> [Set exercise] Set down each record exactly as written.

A run of records:
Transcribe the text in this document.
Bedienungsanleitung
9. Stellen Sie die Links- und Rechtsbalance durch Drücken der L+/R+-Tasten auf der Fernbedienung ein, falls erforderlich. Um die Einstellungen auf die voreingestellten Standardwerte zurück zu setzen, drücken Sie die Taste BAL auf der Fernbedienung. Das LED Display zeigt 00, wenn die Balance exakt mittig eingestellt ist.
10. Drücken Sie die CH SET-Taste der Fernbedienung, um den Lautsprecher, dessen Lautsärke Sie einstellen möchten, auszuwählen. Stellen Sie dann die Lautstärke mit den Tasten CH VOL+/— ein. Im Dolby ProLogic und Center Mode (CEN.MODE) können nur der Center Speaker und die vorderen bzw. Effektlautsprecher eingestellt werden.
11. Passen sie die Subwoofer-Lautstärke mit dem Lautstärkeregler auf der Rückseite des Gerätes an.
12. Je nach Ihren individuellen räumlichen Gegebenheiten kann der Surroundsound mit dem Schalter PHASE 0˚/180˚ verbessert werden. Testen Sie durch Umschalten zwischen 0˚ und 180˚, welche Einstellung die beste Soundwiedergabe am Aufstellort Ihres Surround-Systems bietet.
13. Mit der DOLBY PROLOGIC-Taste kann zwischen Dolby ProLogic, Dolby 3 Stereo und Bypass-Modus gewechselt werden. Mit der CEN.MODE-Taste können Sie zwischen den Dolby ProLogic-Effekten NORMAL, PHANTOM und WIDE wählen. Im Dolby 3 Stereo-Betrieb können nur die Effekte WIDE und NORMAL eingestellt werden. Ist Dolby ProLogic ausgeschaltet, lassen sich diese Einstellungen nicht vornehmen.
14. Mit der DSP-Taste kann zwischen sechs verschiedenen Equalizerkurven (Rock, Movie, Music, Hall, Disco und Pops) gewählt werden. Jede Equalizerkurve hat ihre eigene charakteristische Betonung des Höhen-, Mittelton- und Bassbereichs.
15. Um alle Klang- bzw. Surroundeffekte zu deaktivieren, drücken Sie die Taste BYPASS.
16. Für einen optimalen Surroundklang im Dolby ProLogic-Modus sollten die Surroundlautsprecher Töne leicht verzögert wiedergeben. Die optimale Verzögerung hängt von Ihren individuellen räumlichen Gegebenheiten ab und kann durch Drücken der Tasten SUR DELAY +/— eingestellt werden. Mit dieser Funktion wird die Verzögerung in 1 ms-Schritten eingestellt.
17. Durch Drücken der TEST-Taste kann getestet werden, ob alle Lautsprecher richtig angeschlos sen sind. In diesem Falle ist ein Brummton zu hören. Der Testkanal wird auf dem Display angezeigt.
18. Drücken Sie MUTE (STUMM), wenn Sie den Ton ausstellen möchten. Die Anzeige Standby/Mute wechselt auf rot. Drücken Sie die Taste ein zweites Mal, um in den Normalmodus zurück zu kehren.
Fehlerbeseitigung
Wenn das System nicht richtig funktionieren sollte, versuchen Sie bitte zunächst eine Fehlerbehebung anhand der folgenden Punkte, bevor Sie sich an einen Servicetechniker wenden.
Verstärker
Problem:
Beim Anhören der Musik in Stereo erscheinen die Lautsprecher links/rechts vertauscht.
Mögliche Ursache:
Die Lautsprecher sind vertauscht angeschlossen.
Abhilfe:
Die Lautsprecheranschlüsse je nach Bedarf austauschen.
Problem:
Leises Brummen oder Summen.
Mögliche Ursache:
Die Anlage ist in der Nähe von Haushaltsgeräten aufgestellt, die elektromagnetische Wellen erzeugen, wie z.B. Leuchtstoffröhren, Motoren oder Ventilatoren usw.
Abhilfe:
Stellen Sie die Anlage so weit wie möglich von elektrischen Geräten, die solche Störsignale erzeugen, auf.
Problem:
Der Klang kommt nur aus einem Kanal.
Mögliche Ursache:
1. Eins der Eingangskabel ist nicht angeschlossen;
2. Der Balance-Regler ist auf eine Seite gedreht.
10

> [Result of this task]
Transcribe the text in this document.
Bedienungsanleitung
9. Stellen Sie die Links- und Rechtsbalance durch Drücken der L+/R+-Tasten auf der Fernbedienung ein, falls erforderlich. Um die Einstellungen auf die voreingestellten Standardwerte zurück zu setzen, drücken Sie die Taste BAL auf der Fernbedienung. Das LED Display zeigt 00, wenn die Balance exakt mittig eingestellt ist.
10. Drücken Sie die CH SET-Taste der Fernbedienung, um den Lautsprecher, dessen Lautsärke Sie einstellen möchten, auszuwählen. Stellen Sie dann die Lautstärke mit den Tasten CH VOL+/— ein. Im Dolby ProLogic und Center Mode (CEN.MODE) können nur der Center Speaker und die vorderen bzw. Effektlautsprecher eingestellt werden.
11. Passen sie die Subwoofer-Lautstärke mit dem Lautstärkeregler auf der Rückseite des Gerätes an.
12. Je nach Ihren individuellen räumlichen Gegebenheiten kann der Surroundsound mit dem Schalter PHASE 0˚/180˚ verbessert werden. Testen Sie durch Umschalten zwischen 0˚ und 180˚, welche Einstellung die beste Soundwiedergabe am Aufstellort Ihres Surround-Systems bietet.
13. Mit der DOLBY PROLOGIC-Taste kann zwischen Dolby ProLogic, Dolby 3 Stereo und Bypass-Modus gewechselt werden. Mit der CEN.MODE-Taste können Sie zwischen den Dolby ProLogic-Effekten NORMAL, PHANTOM und WIDE wählen. Im Dolby 3 Stereo-Betrieb können nur die Effekte WIDE und NORMAL eingestellt werden. Ist Dolby ProLogic ausgeschaltet, lassen sich diese Einstellungen nicht vornehmen.
14. Mit der DSP-Taste kann zwischen sechs verschiedenen Equalizerkurven (Rock, Movie, Music, Hall, Disco und Pops) gewählt werden. Jede Equalizerkurve hat ihre eigene charakteristische Betonung des Höhen-, Mittelton- und Bassbereichs.
15. Um alle Klang- bzw. Surroundeffekte zu deaktivieren, drücken Sie die Taste BYPASS.
16. Für einen optimalen Surroundklang im Dolby ProLogic-Modus sollten die Surroundlautsprecher Töne leicht verzögert wiedergeben. Die optimale Verzögerung hängt von Ihren individuellen räumlichen Gegebenheiten ab und kann durch Drücken der Tasten SUR DELAY +/— eingestellt werden. Mit dieser Funktion wird die Verzögerung in 1 ms-Schritten eingestellt.
17. Durch Drücken der TEST-Taste kann getestet werden, ob alle Lautsprecher richtig angeschlos sen sind. In diesem Falle ist ein Brummton zu hören. Der Testkanal wird auf dem Display angezeigt.
18. Drücken Sie MUTE (STUMM), wenn Sie den Ton ausstellen möchten. Die Anzeige Standby/Mute wechselt auf rot. Drücken Sie die Taste ein zweites Mal, um in den Normalmodus zurück zu kehren.
Fehlerbeseitigung
Wenn das System nicht richtig funktionieren sollte, versuchen Sie bitte zunächst eine Fehlerbehebung anhand der folgenden Punkte, bevor Sie sich an einen Servicetechniker wenden.
Verstärker
Problem:
Beim Anhören der Musik in Stereo erscheinen die Lautsprecher links/rechts vertauscht.
Mögliche Ursache:
Die Lautsprecher sind vertauscht angeschlossen.
Abhilfe:
Die Lautsprecheranschlüsse je nach Bedarf austauschen.
Problem:
Leises Brummen oder Summen.
Mögliche Ursache:
Die Anlage ist in der Nähe von Haushaltsgeräten aufgestellt, die elektromagnetische Wellen erzeugen, wie z.B. Leuchtstoffröhren, Motoren oder Ventilatoren usw.
Abhilfe:
Stellen Sie die Anlage so weit wie möglich von elektrischen Geräten, die solche Störsignale erzeugen, auf.
Problem:
Der Klang kommt nur aus einem Kanal.
Mögliche Ursache:
1. Eins der Eingangskabel ist nicht angeschlossen;
2. Der Balance-Regler ist auf eine Seite gedreht.
10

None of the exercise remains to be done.